[begin Supplied material]

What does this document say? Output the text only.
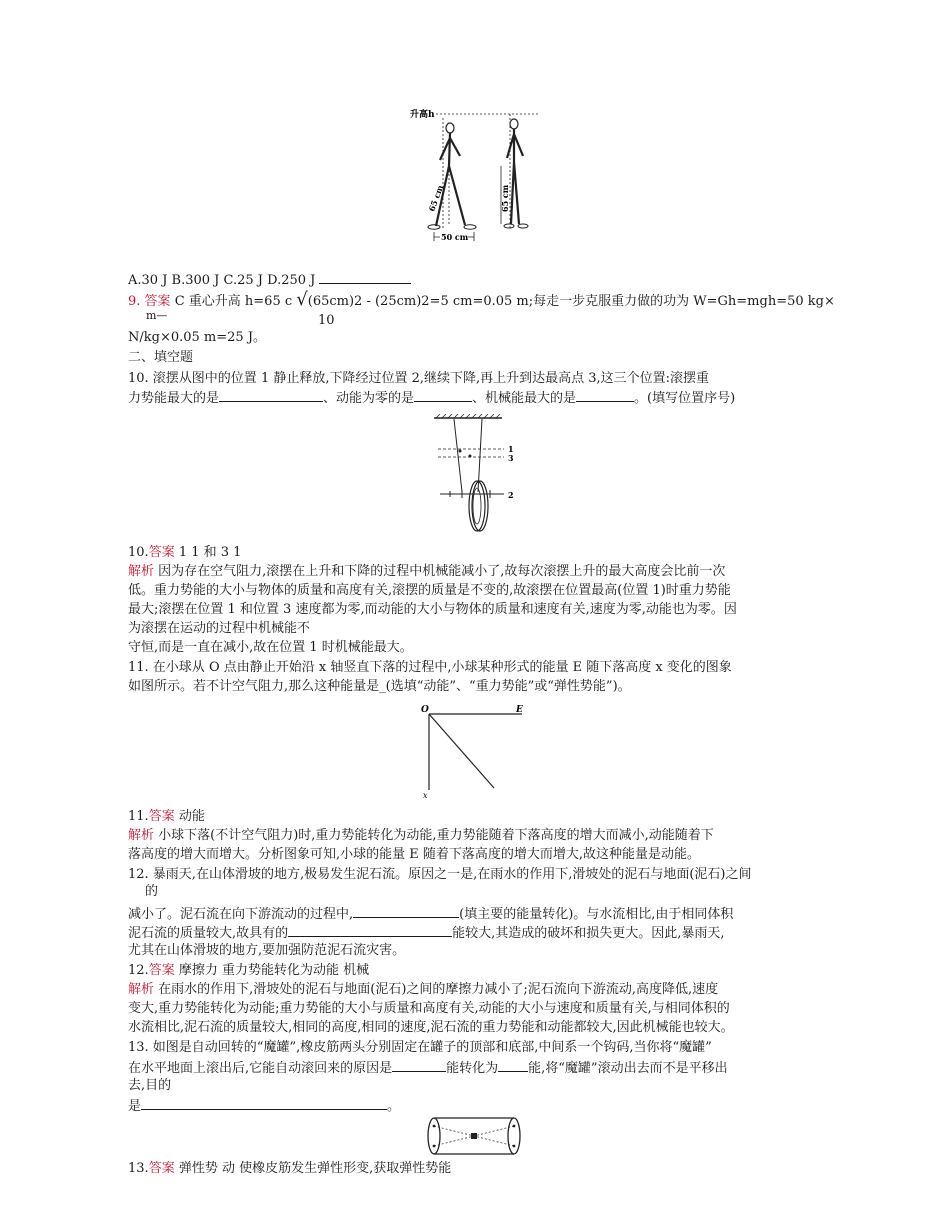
升高h
65 cm	65 cm
50 cm
A.30 J B.300 J C.25 J D.250 J
9. 答案 C 重心升高 h=65 c √(65cm)2 - (25cm)2=5 cm=0.05 m;每走一步克服重力做的功为 W=Gh=mgh=50 kg×
m—	10
N/kg×0.05 m=25 J。
二、填空题
10. 滚摆从图中的位置 1 静止释放,下降经过位置 2,继续下降,再上升到达最高点 3,这三个位置:滚摆重
力势能最大的是	、动能为零的是	、机械能最大的是	。(填写位置序号)
1
3
2
10.答案 1 1 和 3 1
解析 因为存在空气阻力,滚摆在上升和下降的过程中机械能减小了,故每次滚摆上升的最大高度会比前一次
低。重力势能的大小与物体的质量和高度有关,滚摆的质量是不变的,故滚摆在位置最高(位置 1)时重力势能
最大;滚摆在位置 1 和位置 3 速度都为零,而动能的大小与物体的质量和速度有关,速度为零,动能也为零。因
为滚摆在运动的过程中机械能不
守恒,而是一直在减小,故在位置 1 时机械能最大。
11. 在小球从 O 点由静止开始沿 x 轴竖直下落的过程中,小球某种形式的能量 E 随下落高度 x 变化的图象
如图所示。若不计空气阻力,那么这种能量是_(选填“动能”、“重力势能”或“弹性势能”)。
O	E
x
11.答案 动能
解析 小球下落(不计空气阻力)时,重力势能转化为动能,重力势能随着下落高度的增大而减小,动能随着下
落高度的增大而增大。分析图象可知,小球的能量 E 随着下落高度的增大而增大,故这种能量是动能。
12. 暴雨天,在山体滑坡的地方,极易发生泥石流。原因之一是,在雨水的作用下,滑坡处的泥石与地面(泥石)之间
的
减小了。泥石流在向下游流动的过程中,	(填主要的能量转化)。与水流相比,由于相同体积
泥石流的质量较大,故具有的	能较大,其造成的破坏和损失更大。因此,暴雨天,
尤其在山体滑坡的地方,要加强防范泥石流灾害。
12.答案 摩擦力 重力势能转化为动能 机械
解析 在雨水的作用下,滑坡处的泥石与地面(泥石)之间的摩擦力减小了;泥石流向下游流动,高度降低,速度
变大,重力势能转化为动能;重力势能的大小与质量和高度有关,动能的大小与速度和质量有关,与相同体积的
水流相比,泥石流的质量较大,相同的高度,相同的速度,泥石流的重力势能和动能都较大,因此机械能也较大。
13. 如图是自动回转的“魔罐”,橡皮筋两头分别固定在罐子的顶部和底部,中间系一个钩码,当你将“魔罐”
在水平地面上滚出后,它能自动滚回来的原因是	能转化为 能,将“魔罐”滚动出去而不是平移出
去,目的
是	。
13.答案 弹性势 动 使橡皮筋发生弹性形变,获取弹性势能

[end Supplied material]

Reproduce each line exactly, please, except for any pictures.

What does this document say? Output the text only.
升高h
65 cm	65 cm
50 cm
A.30 J B.300 J C.25 J D.250 J
9. 答案 C 重心升高 h=65 c √(65cm)2 - (25cm)2=5 cm=0.05 m;每走一步克服重力做的功为 W=Gh=mgh=50 kg×
m—	10
N/kg×0.05 m=25 J。
二、填空题
10. 滚摆从图中的位置 1 静止释放,下降经过位置 2,继续下降,再上升到达最高点 3,这三个位置:滚摆重
力势能最大的是	、动能为零的是	、机械能最大的是	。(填写位置序号)
1
3
2
10.答案 1 1 和 3 1
解析 因为存在空气阻力,滚摆在上升和下降的过程中机械能减小了,故每次滚摆上升的最大高度会比前一次
低。重力势能的大小与物体的质量和高度有关,滚摆的质量是不变的,故滚摆在位置最高(位置 1)时重力势能
最大;滚摆在位置 1 和位置 3 速度都为零,而动能的大小与物体的质量和速度有关,速度为零,动能也为零。因
为滚摆在运动的过程中机械能不
守恒,而是一直在减小,故在位置 1 时机械能最大。
11. 在小球从 O 点由静止开始沿 x 轴竖直下落的过程中,小球某种形式的能量 E 随下落高度 x 变化的图象
如图所示。若不计空气阻力,那么这种能量是_(选填“动能”、“重力势能”或“弹性势能”)。
O	E
x
11.答案 动能
解析 小球下落(不计空气阻力)时,重力势能转化为动能,重力势能随着下落高度的增大而减小,动能随着下
落高度的增大而增大。分析图象可知,小球的能量 E 随着下落高度的增大而增大,故这种能量是动能。
12. 暴雨天,在山体滑坡的地方,极易发生泥石流。原因之一是,在雨水的作用下,滑坡处的泥石与地面(泥石)之间
的
减小了。泥石流在向下游流动的过程中,	(填主要的能量转化)。与水流相比,由于相同体积
泥石流的质量较大,故具有的	能较大,其造成的破坏和损失更大。因此,暴雨天,
尤其在山体滑坡的地方,要加强防范泥石流灾害。
12.答案 摩擦力 重力势能转化为动能 机械
解析 在雨水的作用下,滑坡处的泥石与地面(泥石)之间的摩擦力减小了;泥石流向下游流动,高度降低,速度
变大,重力势能转化为动能;重力势能的大小与质量和高度有关,动能的大小与速度和质量有关,与相同体积的
水流相比,泥石流的质量较大,相同的高度,相同的速度,泥石流的重力势能和动能都较大,因此机械能也较大。
13. 如图是自动回转的“魔罐”,橡皮筋两头分别固定在罐子的顶部和底部,中间系一个钩码,当你将“魔罐”
在水平地面上滚出后,它能自动滚回来的原因是	能转化为 能,将“魔罐”滚动出去而不是平移出
去,目的
是	。
13.答案 弹性势 动 使橡皮筋发生弹性形变,获取弹性势能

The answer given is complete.